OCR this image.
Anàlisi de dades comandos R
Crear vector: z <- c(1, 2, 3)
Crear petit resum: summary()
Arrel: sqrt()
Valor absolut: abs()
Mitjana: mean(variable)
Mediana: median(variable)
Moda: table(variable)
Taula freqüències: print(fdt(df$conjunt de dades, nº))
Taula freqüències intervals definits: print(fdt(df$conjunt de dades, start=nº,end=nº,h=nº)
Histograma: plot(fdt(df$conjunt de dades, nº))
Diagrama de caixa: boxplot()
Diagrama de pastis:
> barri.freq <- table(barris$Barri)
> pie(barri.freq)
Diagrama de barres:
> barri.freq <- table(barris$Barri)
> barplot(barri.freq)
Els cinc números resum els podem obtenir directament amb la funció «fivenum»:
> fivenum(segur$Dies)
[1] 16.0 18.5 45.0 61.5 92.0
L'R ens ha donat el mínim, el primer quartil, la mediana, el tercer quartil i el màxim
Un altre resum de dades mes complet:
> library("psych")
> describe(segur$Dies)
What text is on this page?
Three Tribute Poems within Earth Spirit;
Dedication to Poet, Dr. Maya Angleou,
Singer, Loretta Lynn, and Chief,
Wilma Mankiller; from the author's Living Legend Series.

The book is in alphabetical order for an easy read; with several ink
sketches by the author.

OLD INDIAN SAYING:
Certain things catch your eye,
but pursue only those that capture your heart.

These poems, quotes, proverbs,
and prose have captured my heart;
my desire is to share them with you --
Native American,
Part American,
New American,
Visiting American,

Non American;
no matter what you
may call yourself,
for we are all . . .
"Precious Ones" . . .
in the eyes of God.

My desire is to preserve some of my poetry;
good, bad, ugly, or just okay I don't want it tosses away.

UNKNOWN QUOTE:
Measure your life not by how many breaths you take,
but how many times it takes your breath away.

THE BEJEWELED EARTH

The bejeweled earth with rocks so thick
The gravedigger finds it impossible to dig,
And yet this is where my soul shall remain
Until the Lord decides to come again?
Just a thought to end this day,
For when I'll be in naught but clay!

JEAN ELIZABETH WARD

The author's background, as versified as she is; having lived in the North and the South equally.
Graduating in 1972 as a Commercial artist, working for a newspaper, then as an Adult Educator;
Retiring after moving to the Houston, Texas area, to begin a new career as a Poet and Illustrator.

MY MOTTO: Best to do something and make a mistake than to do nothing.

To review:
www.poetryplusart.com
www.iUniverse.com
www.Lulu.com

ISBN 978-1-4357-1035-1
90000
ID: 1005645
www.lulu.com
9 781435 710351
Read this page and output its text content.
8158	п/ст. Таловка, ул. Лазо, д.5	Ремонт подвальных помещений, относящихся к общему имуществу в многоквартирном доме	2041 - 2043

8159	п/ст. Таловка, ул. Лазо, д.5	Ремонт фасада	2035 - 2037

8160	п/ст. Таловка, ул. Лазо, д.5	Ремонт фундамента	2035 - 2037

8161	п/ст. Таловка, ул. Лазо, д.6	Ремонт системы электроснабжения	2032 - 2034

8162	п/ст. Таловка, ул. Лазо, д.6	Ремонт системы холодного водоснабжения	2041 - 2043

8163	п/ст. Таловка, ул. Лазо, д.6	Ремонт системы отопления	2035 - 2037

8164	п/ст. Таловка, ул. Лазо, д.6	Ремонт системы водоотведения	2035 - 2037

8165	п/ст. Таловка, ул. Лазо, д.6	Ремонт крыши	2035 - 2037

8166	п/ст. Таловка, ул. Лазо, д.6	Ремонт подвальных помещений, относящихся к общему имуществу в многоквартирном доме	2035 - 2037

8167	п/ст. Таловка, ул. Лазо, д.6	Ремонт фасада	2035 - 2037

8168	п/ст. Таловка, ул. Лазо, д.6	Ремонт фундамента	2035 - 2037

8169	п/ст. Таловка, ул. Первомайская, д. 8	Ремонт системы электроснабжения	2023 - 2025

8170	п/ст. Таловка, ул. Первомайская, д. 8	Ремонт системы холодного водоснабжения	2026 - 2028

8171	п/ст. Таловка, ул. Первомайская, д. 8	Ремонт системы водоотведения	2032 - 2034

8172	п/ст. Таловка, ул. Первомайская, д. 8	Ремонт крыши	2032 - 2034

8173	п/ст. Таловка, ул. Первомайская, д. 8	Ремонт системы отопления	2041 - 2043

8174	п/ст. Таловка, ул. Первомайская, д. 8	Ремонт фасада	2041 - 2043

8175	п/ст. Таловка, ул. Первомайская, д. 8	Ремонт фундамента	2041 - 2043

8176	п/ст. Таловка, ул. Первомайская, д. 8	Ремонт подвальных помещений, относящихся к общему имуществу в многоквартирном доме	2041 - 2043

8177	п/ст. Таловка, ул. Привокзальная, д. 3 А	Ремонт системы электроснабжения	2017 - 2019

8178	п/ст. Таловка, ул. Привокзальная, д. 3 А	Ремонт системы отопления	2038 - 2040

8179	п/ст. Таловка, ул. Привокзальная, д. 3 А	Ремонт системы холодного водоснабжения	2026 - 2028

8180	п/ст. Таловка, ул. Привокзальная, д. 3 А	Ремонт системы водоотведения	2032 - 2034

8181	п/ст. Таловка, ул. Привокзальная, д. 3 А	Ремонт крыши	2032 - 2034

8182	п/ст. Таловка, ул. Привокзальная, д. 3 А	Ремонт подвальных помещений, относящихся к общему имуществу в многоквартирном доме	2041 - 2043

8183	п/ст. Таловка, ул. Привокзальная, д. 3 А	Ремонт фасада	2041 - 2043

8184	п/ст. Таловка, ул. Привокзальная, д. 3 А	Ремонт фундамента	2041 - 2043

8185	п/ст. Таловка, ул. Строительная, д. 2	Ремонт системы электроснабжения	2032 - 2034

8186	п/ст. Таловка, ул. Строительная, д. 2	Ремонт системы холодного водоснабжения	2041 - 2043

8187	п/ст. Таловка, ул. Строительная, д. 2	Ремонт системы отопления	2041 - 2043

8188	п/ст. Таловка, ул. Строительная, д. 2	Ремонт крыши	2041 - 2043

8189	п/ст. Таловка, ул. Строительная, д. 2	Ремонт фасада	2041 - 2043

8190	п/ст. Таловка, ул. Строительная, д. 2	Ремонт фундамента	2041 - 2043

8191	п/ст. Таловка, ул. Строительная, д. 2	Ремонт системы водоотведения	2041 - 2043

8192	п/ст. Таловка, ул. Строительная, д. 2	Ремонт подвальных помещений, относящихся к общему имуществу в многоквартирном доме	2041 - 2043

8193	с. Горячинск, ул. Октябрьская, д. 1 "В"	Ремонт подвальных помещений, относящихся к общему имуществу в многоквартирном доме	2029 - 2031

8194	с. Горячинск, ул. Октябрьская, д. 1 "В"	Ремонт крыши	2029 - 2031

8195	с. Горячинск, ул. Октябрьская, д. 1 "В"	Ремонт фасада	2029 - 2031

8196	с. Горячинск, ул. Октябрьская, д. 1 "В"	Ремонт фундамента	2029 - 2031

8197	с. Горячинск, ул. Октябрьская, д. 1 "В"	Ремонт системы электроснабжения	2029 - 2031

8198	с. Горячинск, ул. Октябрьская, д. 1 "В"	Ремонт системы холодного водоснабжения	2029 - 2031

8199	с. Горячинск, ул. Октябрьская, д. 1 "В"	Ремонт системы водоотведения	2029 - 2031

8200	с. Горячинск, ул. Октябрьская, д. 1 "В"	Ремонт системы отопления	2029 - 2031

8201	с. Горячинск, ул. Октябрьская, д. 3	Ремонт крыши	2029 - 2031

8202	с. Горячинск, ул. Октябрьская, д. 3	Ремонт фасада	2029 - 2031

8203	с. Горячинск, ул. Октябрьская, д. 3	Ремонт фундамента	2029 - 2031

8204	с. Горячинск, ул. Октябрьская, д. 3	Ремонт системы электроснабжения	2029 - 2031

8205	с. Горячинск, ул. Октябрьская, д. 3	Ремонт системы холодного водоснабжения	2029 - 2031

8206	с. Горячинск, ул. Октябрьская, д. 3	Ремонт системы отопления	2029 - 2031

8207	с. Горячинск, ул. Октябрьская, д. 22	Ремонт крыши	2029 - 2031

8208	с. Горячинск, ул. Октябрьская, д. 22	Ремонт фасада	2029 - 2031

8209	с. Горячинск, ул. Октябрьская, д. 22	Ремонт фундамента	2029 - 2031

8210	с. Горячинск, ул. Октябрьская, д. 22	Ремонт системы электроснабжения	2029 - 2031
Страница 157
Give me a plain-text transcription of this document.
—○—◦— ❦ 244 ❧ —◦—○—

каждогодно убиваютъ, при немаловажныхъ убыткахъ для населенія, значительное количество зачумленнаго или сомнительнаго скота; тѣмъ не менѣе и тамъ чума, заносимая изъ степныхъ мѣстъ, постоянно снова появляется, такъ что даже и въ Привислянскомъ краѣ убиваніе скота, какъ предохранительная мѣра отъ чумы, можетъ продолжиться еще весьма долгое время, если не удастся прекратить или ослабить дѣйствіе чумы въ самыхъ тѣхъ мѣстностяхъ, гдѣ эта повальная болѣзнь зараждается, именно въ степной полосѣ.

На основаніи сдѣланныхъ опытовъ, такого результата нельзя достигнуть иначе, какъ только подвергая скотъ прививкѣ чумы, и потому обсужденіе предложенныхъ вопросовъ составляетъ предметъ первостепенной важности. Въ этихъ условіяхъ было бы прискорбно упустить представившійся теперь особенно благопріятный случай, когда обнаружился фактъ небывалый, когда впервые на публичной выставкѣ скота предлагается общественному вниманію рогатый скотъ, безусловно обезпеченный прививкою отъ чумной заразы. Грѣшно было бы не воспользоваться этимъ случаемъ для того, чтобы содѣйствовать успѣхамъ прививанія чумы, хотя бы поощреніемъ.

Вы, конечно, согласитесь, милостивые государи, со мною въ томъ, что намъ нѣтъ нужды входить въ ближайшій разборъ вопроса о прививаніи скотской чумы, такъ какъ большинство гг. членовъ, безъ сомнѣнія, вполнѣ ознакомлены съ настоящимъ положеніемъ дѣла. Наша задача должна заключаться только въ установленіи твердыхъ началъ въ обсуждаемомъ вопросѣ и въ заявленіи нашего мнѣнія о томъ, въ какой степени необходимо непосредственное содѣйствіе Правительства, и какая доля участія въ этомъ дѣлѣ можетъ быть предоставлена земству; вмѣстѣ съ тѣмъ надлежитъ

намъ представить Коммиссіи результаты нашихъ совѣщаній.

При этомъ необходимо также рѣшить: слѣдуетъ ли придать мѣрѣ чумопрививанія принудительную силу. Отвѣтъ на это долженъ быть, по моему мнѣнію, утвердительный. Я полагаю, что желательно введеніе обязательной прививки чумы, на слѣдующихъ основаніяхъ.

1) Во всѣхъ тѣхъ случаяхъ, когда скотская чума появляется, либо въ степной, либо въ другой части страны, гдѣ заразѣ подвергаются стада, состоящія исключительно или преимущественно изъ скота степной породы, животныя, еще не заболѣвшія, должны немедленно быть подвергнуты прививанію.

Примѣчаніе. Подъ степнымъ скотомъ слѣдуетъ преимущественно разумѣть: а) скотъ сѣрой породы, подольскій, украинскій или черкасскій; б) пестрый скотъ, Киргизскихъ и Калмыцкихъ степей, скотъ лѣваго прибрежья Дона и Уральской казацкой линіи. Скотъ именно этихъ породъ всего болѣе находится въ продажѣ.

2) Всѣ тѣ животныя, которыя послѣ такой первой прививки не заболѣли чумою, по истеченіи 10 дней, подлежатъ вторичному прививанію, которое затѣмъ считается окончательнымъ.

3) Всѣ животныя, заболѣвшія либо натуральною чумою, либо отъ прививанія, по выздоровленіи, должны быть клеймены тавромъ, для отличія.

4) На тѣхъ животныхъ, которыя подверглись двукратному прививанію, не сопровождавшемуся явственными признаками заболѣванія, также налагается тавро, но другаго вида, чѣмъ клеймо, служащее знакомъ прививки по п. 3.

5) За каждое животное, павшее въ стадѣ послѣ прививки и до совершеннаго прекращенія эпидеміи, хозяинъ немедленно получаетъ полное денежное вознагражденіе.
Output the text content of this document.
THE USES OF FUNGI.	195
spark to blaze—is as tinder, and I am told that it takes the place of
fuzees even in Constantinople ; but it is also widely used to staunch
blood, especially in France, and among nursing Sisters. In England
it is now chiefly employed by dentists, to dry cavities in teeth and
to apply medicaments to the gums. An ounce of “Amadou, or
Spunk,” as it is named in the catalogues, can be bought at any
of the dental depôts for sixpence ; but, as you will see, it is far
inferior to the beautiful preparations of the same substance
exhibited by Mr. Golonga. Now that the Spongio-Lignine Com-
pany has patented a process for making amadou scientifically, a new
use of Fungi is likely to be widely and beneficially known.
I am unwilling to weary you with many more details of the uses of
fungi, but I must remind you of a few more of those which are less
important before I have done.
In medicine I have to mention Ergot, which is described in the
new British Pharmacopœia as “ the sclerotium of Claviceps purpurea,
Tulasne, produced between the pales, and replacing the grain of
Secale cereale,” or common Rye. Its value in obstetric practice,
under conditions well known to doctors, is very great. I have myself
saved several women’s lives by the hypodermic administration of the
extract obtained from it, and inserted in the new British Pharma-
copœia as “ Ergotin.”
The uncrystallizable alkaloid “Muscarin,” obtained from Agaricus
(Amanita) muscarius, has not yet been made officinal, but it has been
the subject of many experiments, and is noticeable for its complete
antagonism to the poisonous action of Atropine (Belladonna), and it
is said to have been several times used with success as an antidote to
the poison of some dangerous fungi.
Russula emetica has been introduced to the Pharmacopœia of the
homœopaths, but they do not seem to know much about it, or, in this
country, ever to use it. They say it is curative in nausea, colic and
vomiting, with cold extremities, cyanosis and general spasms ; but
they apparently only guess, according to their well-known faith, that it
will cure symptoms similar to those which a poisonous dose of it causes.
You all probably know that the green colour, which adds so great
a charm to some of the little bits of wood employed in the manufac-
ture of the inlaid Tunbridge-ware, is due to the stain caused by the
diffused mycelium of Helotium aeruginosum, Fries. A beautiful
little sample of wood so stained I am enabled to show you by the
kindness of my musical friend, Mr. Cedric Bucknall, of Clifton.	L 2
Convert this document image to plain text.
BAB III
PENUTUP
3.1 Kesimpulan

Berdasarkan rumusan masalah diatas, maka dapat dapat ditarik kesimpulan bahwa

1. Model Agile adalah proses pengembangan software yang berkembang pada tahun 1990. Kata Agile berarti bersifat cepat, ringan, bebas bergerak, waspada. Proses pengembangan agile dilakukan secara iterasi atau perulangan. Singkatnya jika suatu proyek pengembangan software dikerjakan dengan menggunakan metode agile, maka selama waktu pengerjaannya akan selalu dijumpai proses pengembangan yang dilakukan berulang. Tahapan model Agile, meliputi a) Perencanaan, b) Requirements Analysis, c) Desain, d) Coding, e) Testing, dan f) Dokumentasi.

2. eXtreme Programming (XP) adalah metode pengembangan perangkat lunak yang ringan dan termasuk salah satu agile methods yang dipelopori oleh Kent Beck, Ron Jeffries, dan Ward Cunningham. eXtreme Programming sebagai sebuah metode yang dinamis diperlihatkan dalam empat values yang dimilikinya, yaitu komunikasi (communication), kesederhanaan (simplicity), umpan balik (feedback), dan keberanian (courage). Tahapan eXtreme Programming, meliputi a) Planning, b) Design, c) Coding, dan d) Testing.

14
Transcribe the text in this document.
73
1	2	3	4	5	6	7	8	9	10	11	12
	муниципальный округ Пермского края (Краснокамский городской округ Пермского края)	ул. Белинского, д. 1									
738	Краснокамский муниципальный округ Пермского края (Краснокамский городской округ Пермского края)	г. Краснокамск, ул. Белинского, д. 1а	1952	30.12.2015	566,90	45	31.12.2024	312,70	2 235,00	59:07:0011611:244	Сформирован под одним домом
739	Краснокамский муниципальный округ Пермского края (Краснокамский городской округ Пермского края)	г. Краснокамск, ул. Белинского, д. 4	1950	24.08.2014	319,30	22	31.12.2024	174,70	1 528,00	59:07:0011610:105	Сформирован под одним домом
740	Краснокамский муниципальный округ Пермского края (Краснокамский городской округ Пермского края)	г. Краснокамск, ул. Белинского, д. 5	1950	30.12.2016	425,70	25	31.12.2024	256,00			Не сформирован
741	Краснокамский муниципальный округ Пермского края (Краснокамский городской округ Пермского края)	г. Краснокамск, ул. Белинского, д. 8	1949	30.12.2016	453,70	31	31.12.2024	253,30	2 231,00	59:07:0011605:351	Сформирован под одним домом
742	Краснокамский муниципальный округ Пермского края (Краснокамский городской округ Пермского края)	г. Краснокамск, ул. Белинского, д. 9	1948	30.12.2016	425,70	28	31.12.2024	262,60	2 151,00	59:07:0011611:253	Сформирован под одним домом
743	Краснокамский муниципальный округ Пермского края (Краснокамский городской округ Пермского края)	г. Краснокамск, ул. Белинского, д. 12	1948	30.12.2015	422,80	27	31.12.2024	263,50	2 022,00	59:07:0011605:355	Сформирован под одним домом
________
Exercise brief:
How many lines in the records above contain the word "poisonous"? Reply with the number alone.

Problem solution:
2